Which lines have the string "this"? Copy all of them from the entries below.
═══ Working data ═══
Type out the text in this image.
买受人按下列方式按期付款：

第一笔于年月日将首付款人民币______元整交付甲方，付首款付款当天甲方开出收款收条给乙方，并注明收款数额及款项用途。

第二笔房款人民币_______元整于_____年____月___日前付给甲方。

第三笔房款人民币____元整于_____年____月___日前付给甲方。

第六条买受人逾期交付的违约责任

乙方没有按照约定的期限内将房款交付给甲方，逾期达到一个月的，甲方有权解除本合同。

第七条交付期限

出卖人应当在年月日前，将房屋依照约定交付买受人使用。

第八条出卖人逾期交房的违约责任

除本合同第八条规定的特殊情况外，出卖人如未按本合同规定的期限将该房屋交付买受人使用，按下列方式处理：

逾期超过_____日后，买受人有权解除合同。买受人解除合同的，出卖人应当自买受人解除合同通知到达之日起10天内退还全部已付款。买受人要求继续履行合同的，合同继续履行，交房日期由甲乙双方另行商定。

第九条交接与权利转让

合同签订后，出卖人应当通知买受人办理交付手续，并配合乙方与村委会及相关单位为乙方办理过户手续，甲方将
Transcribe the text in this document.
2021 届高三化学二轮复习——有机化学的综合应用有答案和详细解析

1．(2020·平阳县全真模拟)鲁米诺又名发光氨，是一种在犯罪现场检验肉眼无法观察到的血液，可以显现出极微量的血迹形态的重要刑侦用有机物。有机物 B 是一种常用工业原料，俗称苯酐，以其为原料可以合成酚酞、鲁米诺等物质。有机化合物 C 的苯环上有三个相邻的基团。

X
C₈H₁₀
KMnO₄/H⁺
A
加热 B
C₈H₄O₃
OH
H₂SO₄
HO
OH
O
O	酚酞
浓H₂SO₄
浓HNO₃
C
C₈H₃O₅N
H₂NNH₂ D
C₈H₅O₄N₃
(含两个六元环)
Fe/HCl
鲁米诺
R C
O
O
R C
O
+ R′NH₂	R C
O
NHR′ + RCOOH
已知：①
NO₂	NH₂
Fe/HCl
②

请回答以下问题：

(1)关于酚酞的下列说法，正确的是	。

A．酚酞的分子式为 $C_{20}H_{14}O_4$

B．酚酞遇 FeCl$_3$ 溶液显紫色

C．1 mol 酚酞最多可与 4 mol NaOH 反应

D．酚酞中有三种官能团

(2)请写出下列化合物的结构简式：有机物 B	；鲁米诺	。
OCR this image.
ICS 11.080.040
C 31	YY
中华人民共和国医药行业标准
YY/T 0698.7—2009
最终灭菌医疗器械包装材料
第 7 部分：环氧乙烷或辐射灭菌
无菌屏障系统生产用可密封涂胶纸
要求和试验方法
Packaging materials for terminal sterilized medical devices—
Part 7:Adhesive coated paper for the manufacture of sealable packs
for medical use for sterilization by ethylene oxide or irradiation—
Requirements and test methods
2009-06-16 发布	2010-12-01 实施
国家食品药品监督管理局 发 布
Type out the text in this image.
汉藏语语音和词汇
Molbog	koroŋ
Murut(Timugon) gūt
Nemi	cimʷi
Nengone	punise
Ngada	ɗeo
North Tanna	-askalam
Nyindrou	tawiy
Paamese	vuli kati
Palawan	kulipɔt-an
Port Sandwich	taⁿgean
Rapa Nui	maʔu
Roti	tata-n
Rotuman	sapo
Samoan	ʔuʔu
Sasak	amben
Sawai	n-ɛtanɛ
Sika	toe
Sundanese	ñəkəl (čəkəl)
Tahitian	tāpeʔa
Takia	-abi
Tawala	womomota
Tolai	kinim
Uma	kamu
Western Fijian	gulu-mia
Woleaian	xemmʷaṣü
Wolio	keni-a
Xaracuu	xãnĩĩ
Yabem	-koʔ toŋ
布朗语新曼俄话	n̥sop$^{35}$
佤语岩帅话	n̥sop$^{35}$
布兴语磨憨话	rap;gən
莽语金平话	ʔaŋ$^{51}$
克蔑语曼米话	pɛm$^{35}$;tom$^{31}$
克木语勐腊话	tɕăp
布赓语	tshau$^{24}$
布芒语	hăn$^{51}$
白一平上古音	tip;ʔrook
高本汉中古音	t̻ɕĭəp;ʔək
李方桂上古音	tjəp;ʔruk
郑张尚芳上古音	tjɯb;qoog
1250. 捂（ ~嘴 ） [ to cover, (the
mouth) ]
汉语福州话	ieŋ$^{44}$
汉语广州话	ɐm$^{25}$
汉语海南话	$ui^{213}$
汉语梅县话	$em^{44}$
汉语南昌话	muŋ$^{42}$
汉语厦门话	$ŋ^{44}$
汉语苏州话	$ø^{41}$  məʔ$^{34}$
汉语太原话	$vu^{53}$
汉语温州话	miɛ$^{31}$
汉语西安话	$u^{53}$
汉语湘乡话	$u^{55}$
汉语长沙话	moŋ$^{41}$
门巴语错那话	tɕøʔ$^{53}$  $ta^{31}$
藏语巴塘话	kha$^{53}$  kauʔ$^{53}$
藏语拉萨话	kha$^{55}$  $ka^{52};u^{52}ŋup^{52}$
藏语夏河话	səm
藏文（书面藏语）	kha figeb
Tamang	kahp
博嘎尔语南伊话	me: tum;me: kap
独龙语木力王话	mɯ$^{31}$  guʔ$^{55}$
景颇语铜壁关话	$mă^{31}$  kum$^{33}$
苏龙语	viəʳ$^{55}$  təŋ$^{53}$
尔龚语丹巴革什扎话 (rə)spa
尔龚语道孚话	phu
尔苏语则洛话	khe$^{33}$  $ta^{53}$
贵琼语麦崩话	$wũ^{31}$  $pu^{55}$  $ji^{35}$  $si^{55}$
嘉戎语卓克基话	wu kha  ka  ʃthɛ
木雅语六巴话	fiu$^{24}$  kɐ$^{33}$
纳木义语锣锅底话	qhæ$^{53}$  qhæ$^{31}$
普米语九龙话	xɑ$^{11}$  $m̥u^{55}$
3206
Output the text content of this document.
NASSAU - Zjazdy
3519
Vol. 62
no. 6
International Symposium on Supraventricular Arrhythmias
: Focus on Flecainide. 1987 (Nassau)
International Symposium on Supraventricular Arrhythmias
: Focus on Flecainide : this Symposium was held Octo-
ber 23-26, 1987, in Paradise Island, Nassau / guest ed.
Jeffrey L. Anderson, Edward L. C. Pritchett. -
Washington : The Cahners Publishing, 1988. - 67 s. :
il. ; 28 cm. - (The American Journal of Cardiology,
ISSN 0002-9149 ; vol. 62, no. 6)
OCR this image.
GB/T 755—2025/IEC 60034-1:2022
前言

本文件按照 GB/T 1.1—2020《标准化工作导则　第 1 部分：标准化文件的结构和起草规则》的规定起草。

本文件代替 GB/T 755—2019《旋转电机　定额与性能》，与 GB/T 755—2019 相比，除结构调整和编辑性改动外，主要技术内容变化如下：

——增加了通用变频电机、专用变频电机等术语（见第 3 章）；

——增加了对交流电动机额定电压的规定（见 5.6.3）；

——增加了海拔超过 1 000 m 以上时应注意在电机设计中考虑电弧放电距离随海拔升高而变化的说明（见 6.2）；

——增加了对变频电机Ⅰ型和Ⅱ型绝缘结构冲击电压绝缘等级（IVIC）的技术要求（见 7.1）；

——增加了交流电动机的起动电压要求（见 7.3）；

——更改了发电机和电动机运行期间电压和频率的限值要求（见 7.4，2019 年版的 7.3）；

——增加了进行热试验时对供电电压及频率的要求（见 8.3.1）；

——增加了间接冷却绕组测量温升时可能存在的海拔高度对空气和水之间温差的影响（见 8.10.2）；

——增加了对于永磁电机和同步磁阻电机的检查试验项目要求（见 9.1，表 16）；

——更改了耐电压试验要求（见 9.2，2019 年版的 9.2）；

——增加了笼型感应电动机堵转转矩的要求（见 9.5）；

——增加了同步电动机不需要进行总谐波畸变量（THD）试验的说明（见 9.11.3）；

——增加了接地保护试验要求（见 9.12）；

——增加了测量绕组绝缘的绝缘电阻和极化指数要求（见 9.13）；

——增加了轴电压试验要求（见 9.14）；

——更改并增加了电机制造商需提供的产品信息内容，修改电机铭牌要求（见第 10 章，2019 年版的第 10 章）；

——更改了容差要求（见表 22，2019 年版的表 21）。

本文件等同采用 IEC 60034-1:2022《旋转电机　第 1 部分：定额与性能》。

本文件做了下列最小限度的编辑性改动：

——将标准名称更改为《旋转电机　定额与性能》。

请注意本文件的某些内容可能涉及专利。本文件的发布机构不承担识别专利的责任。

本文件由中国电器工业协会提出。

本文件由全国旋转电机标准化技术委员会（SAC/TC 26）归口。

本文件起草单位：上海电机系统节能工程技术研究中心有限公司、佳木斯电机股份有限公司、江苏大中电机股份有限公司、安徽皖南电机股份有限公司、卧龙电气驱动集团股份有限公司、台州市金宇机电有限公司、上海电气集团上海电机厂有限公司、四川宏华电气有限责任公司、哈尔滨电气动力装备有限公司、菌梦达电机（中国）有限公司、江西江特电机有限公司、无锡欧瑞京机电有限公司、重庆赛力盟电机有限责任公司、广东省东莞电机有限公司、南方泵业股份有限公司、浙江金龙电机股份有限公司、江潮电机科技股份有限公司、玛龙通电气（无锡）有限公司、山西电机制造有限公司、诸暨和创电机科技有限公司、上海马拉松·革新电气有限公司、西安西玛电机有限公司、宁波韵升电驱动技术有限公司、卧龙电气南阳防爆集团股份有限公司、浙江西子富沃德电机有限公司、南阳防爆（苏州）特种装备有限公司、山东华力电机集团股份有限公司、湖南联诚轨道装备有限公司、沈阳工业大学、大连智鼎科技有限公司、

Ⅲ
═══
> Task output
Type out the text in this image.
Transcribe the text in this document.
OCR this image.
Type out the text in this image.
Output the text content of this document.
: Focus on Flecainide : this Symposium was held Octo-
OCR this image.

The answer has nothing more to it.